## WHAT THIS TASK INVOLVES
Please print every record exactly as it stands, leaving out the pictures.

## Data records
#####

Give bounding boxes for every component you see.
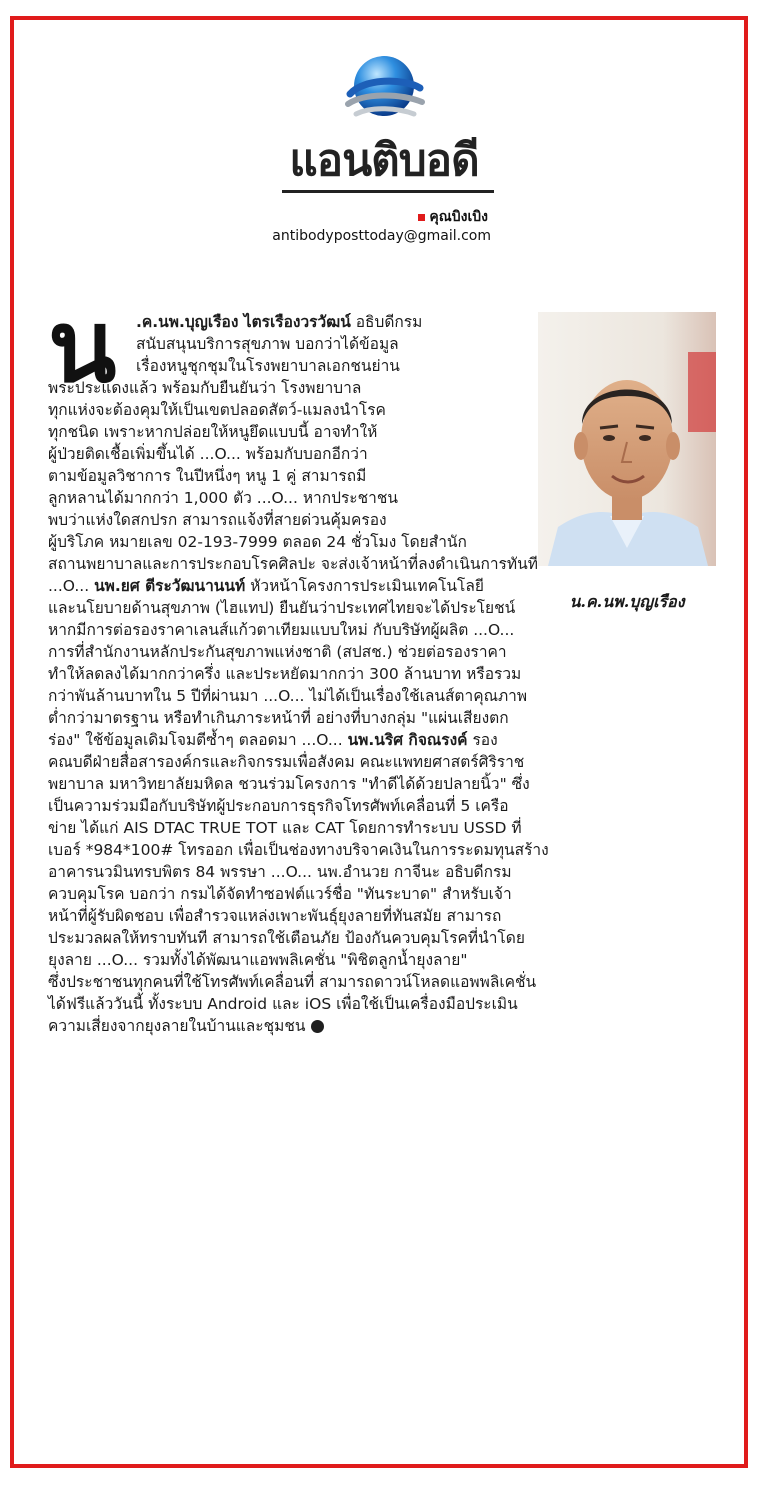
body-line: เป็นความร่วมมือกับบริษัทผู้ประกอบการธุรกิจโทรศัพท์เคลื่อนที่ 5 เครือ xyxy=(48,797,509,815)
body-line: ความเสี่ยงจากยุงลายในบ้านและชุมชน xyxy=(48,1016,324,1036)
body-line: .ค.นพ.บุญเรือง ไตรเรืองวรวัฒน์ อธิบดีกรม xyxy=(136,313,423,331)
body-line: พยาบาล มหาวิทยาลัยมหิดล ชวนร่วมโครงการ "ทำดีได้ด้วยปลายนิ้ว" ซึ่ง xyxy=(48,775,530,793)
body-line: กว่าพันล้านบาทใน 5 ปีที่ผ่านมา ...O... ไม่ได้เป็นเรื่องใช้เลนส์ตาคุณภาพ xyxy=(48,687,528,705)
body-line: ข่าย ได้แก่ AIS DTAC TRUE TOT และ CAT โดยการทำระบบ USSD ที่ xyxy=(48,819,522,837)
body-line: ทุกชนิด เพราะหากปล่อยให้หนูยึดแบบนี้ อาจทำให้ xyxy=(48,423,378,441)
end-mark-icon xyxy=(311,1020,324,1033)
author-email: antibodyposttoday@gmail.com xyxy=(272,228,491,244)
body-line: ต่ำกว่ามาตรฐาน หรือทำเกินภาระหน้าที่ อย่างที่บางกลุ่ม "แผ่นเสียงตก xyxy=(48,709,509,727)
body-line: หากมีการต่อรองราคาเลนส์แก้วตาเทียมแบบใหม่ กับบริษัทผู้ผลิต ...O... xyxy=(48,621,515,639)
body-line: ผู้บริโภค หมายเลข 02-193-7999 ตลอด 24 ชั่วโมง โดยสำนัก xyxy=(48,533,467,551)
body-line: ควบคุมโรค บอกว่า กรมได้จัดทำซอฟต์แวร์ชื่อ "ทันระบาด" สำหรับเจ้า xyxy=(48,885,512,903)
body-line: และนโยบายด้านสุขภาพ (ไฮแทป) ยืนยันว่าประเทศไทยจะได้ประโยชน์ xyxy=(48,599,516,617)
body-line: พบว่าแห่งใดสกปรก สามารถแจ้งที่สายด่วนคุ้มครอง xyxy=(48,511,387,529)
body-line: สนับสนุนบริการสุขภาพ บอกว่าได้ข้อมูล xyxy=(136,335,399,353)
byline-marker-icon xyxy=(418,214,425,221)
body-line: ผู้ป่วยติดเชื้อเพิ่มขึ้นได้ ...O... พร้อมกับบอกอีกว่า xyxy=(48,445,368,463)
body-line: เบอร์ *984*100# โทรออก เพื่อเป็นช่องทางบริจาคเงินในการระดมทุนสร้าง xyxy=(48,841,549,859)
body-line: ยุงลาย ...O... รวมทั้งได้พัฒนาแอพพลิเคชั่น "พิชิตลูกน้ำยุงลาย" xyxy=(48,951,468,969)
column-title: แอนติบอดี xyxy=(289,135,479,186)
body-line: ตามข้อมูลวิชาการ ในปีหนึ่งๆ หนู 1 คู่ สามารถมี xyxy=(48,467,367,485)
body-line: การที่สำนักงานหลักประกันสุขภาพแห่งชาติ (สปสช.) ช่วยต่อรองราคา xyxy=(48,643,507,661)
body-line: พระประแดงแล้ว พร้อมกับยืนยันว่า โรงพยาบาล xyxy=(48,379,362,397)
title-underline xyxy=(282,190,494,193)
body-line: คณบดีฝ่ายสื่อสารองค์กรและกิจกรรมเพื่อสังคม คณะแพทยศาสตร์ศิริราช xyxy=(48,753,525,771)
body-line: ได้ฟรีแล้ววันนี้ ทั้งระบบ Android และ iOS เพื่อใช้เป็นเครื่องมือประเมิน xyxy=(48,995,518,1013)
portrait-photo xyxy=(538,312,716,566)
body-line: ร่อง" ใช้ข้อมูลเดิมโจมตีซ้ำๆ ตลอดมา ...O... นพ.นริศ กิจณรงค์ รอง xyxy=(48,731,498,749)
body-line: ทำให้ลดลงได้มากกว่าครึ่ง และประหยัดมากกว่า 300 ล้านบาท หรือรวม xyxy=(48,665,522,683)
body-line: ทุกแห่งจะต้องคุมให้เป็นเขตปลอดสัตว์-แมลงนำโรค xyxy=(48,401,386,419)
body-line: หน้าที่ผู้รับผิดชอบ เพื่อสำรวจแหล่งเพาะพันธุ์ยุงลายที่ทันสมัย สามารถ xyxy=(48,907,502,925)
body-line: ซึ่งประชาชนทุกคนที่ใช้โทรศัพท์เคลื่อนที่ สามารถดาวน์โหลดแอพพลิเคชั่น xyxy=(48,973,537,991)
author-byline xyxy=(418,206,488,228)
body-line: ประมวลผลให้ทราบทันที สามารถใช้เตือนภัย ป้องกันควบคุมโรคที่นำโดย xyxy=(48,929,525,947)
body-line: ...O... นพ.ยศ ตีระวัฒนานนท์ หัวหน้าโครงการประเมินเทคโนโลยี xyxy=(48,577,484,595)
body-line: เรื่องหนูชุกชุมในโรงพยาบาลเอกชนย่าน xyxy=(136,357,400,375)
body-line: ลูกหลานได้มากกว่า 1,000 ตัว ...O... หากประชาชน xyxy=(48,489,398,507)
author-name: คุณบิงเบิง xyxy=(429,209,488,225)
body-line: สถานพยาบาลและการประกอบโรคศิลปะ จะส่งเจ้าหน้าที่ลงดำเนินการทันที xyxy=(48,555,538,573)
globe-logo-icon xyxy=(342,48,426,132)
photo-caption: น.ค.นพ.บุญเรือง xyxy=(569,592,685,611)
body-line: อาคารนวมินทรบพิตร 84 พรรษา ...O... นพ.อำนวย กาจีนะ อธิบดีกรม xyxy=(48,863,512,881)
drop-cap: น xyxy=(48,287,117,405)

#####

## EXERCISE OUTPUT
Give bounding boxes for every component you see.
body-line: เป็นความร่วมมือกับบริษัทผู้ประกอบการธุรกิจโทรศัพท์เคลื่อนที่ 5 เครือ xyxy=(48,797,509,815)
body-line: ความเสี่ยงจากยุงลายในบ้านและชุมชน xyxy=(48,1016,324,1036)
body-line: .ค.นพ.บุญเรือง ไตรเรืองวรวัฒน์ อธิบดีกรม xyxy=(136,313,423,331)
body-line: พยาบาล มหาวิทยาลัยมหิดล ชวนร่วมโครงการ "ทำดีได้ด้วยปลายนิ้ว" ซึ่ง xyxy=(48,775,530,793)
body-line: กว่าพันล้านบาทใน 5 ปีที่ผ่านมา ...O... ไม่ได้เป็นเรื่องใช้เลนส์ตาคุณภาพ xyxy=(48,687,528,705)
body-line: ข่าย ได้แก่ AIS DTAC TRUE TOT และ CAT โดยการทำระบบ USSD ที่ xyxy=(48,819,522,837)
body-line: ทุกชนิด เพราะหากปล่อยให้หนูยึดแบบนี้ อาจทำให้ xyxy=(48,423,378,441)
end-mark-icon xyxy=(311,1020,324,1033)
author-email: antibodyposttoday@gmail.com xyxy=(272,228,491,244)
body-line: ต่ำกว่ามาตรฐาน หรือทำเกินภาระหน้าที่ อย่างที่บางกลุ่ม "แผ่นเสียงตก xyxy=(48,709,509,727)
body-line: หากมีการต่อรองราคาเลนส์แก้วตาเทียมแบบใหม่ กับบริษัทผู้ผลิต ...O... xyxy=(48,621,515,639)
body-line: ผู้บริโภค หมายเลข 02-193-7999 ตลอด 24 ชั่วโมง โดยสำนัก xyxy=(48,533,467,551)
body-line: ควบคุมโรค บอกว่า กรมได้จัดทำซอฟต์แวร์ชื่อ "ทันระบาด" สำหรับเจ้า xyxy=(48,885,512,903)
body-line: และนโยบายด้านสุขภาพ (ไฮแทป) ยืนยันว่าประเทศไทยจะได้ประโยชน์ xyxy=(48,599,516,617)
body-line: พบว่าแห่งใดสกปรก สามารถแจ้งที่สายด่วนคุ้มครอง xyxy=(48,511,387,529)
body-line: สนับสนุนบริการสุขภาพ บอกว่าได้ข้อมูล xyxy=(136,335,399,353)
byline-marker-icon xyxy=(418,214,425,221)
body-line: ผู้ป่วยติดเชื้อเพิ่มขึ้นได้ ...O... พร้อมกับบอกอีกว่า xyxy=(48,445,368,463)
body-line: เบอร์ *984*100# โทรออก เพื่อเป็นช่องทางบริจาคเงินในการระดมทุนสร้าง xyxy=(48,841,549,859)
body-line: ยุงลาย ...O... รวมทั้งได้พัฒนาแอพพลิเคชั่น "พิชิตลูกน้ำยุงลาย" xyxy=(48,951,468,969)
column-title: แอนติบอดี xyxy=(289,135,479,186)
body-line: ตามข้อมูลวิชาการ ในปีหนึ่งๆ หนู 1 คู่ สามารถมี xyxy=(48,467,367,485)
body-line: การที่สำนักงานหลักประกันสุขภาพแห่งชาติ (สปสช.) ช่วยต่อรองราคา xyxy=(48,643,507,661)
body-line: พระประแดงแล้ว พร้อมกับยืนยันว่า โรงพยาบาล xyxy=(48,379,362,397)
title-underline xyxy=(282,190,494,193)
body-line: คณบดีฝ่ายสื่อสารองค์กรและกิจกรรมเพื่อสังคม คณะแพทยศาสตร์ศิริราช xyxy=(48,753,525,771)
body-line: ได้ฟรีแล้ววันนี้ ทั้งระบบ Android และ iOS เพื่อใช้เป็นเครื่องมือประเมิน xyxy=(48,995,518,1013)
portrait-photo xyxy=(538,312,716,566)
body-line: ร่อง" ใช้ข้อมูลเดิมโจมตีซ้ำๆ ตลอดมา ...O... นพ.นริศ กิจณรงค์ รอง xyxy=(48,731,498,749)
body-line: ทำให้ลดลงได้มากกว่าครึ่ง และประหยัดมากกว่า 300 ล้านบาท หรือรวม xyxy=(48,665,522,683)
body-line: ทุกแห่งจะต้องคุมให้เป็นเขตปลอดสัตว์-แมลงนำโรค xyxy=(48,401,386,419)
body-line: หน้าที่ผู้รับผิดชอบ เพื่อสำรวจแหล่งเพาะพันธุ์ยุงลายที่ทันสมัย สามารถ xyxy=(48,907,502,925)
body-line: ซึ่งประชาชนทุกคนที่ใช้โทรศัพท์เคลื่อนที่ สามารถดาวน์โหลดแอพพลิเคชั่น xyxy=(48,973,537,991)
author-byline xyxy=(418,206,488,228)
body-line: ประมวลผลให้ทราบทันที สามารถใช้เตือนภัย ป้องกันควบคุมโรคที่นำโดย xyxy=(48,929,525,947)
body-line: ...O... นพ.ยศ ตีระวัฒนานนท์ หัวหน้าโครงการประเมินเทคโนโลยี xyxy=(48,577,484,595)
body-line: เรื่องหนูชุกชุมในโรงพยาบาลเอกชนย่าน xyxy=(136,357,400,375)
body-line: ลูกหลานได้มากกว่า 1,000 ตัว ...O... หากประชาชน xyxy=(48,489,398,507)
author-name: คุณบิงเบิง xyxy=(429,209,488,225)
body-line: สถานพยาบาลและการประกอบโรคศิลปะ จะส่งเจ้าหน้าที่ลงดำเนินการทันที xyxy=(48,555,538,573)
globe-logo-icon xyxy=(342,48,426,132)
photo-caption: น.ค.นพ.บุญเรือง xyxy=(569,592,685,611)
body-line: อาคารนวมินทรบพิตร 84 พรรษา ...O... นพ.อำนวย กาจีนะ อธิบดีกรม xyxy=(48,863,512,881)
drop-cap: น xyxy=(48,287,117,405)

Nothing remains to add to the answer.